═════ Records for processing ═════

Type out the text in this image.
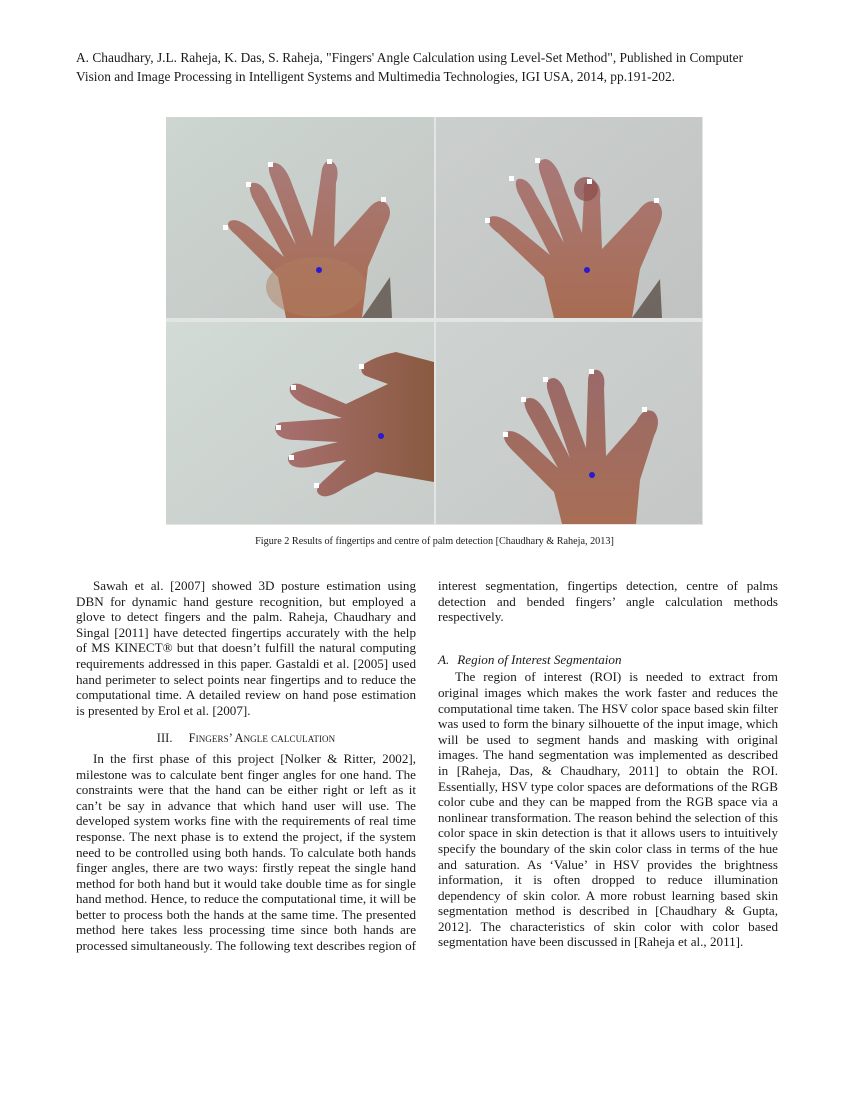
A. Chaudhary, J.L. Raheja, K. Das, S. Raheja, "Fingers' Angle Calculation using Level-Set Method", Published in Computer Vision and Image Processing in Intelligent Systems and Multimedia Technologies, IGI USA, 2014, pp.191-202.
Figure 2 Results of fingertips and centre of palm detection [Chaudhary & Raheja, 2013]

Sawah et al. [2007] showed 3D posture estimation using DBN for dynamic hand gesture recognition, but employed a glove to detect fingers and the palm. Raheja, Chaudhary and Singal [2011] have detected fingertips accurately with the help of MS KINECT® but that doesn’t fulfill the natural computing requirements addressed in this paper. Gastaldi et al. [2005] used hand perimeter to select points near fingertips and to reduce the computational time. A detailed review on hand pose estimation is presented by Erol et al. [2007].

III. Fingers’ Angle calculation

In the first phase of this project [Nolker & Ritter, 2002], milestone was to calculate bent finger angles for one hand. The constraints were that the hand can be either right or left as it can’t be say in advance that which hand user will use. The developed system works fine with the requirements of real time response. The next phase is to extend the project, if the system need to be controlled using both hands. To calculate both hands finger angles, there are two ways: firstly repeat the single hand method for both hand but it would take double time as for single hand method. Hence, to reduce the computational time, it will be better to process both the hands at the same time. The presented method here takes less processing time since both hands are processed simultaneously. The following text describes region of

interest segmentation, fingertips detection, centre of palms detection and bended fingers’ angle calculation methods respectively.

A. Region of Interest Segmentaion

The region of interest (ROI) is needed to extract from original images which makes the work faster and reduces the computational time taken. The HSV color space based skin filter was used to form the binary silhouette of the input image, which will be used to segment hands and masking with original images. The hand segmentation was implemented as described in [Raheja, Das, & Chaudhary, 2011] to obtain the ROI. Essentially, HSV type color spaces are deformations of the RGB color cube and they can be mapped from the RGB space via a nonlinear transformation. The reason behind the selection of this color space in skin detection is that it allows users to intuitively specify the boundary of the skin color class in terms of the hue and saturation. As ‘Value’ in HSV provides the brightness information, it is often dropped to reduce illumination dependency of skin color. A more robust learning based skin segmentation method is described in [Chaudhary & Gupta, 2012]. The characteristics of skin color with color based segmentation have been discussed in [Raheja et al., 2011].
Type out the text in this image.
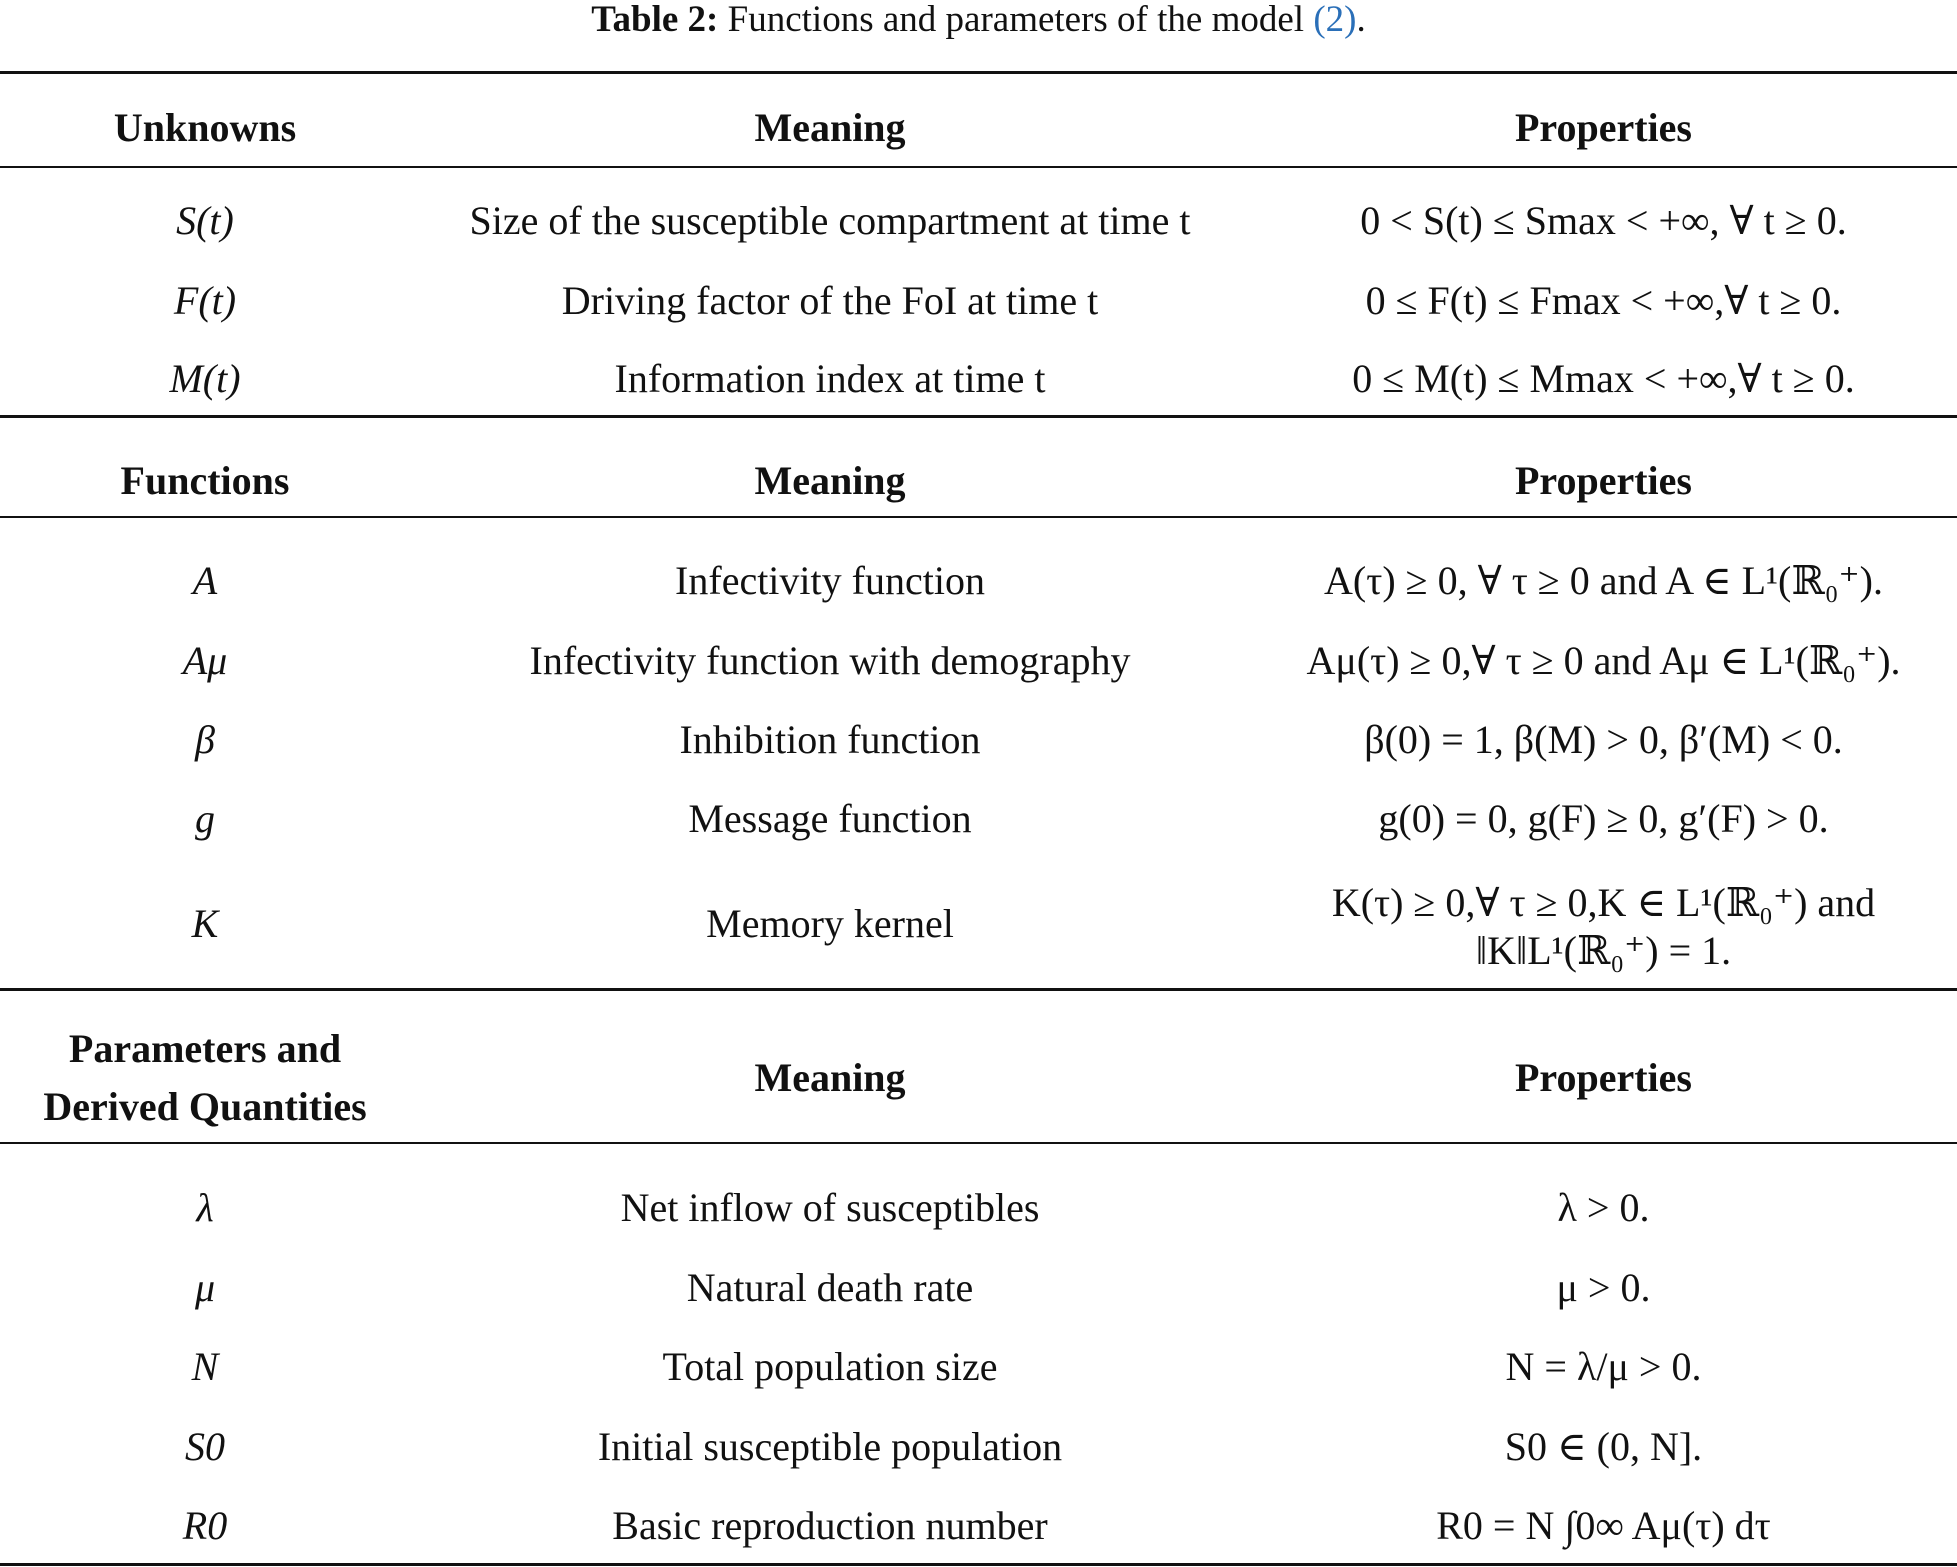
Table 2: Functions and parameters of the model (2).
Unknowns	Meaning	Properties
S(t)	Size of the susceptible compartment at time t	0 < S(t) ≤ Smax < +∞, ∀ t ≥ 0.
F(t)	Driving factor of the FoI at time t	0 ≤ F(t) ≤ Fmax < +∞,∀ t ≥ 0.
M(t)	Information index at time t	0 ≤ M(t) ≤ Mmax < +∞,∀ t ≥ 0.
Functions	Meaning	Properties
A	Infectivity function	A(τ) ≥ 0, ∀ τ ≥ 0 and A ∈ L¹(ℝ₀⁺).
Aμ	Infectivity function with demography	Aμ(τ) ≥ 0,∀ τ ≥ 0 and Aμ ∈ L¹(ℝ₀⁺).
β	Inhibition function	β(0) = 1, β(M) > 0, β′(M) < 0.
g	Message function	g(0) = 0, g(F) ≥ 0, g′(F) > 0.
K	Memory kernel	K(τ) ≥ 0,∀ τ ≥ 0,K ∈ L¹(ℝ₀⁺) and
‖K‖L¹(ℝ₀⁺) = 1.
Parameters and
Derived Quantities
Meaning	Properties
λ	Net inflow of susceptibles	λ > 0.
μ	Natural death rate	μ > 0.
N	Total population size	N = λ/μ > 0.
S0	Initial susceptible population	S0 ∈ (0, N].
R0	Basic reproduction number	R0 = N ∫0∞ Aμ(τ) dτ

═════

> What the exercise asks
Copy every line in the records above that contains the word "Meaning".

> Output of the exercise
Unknowns	Meaning	Properties
Functions	Meaning	Properties
Meaning	Properties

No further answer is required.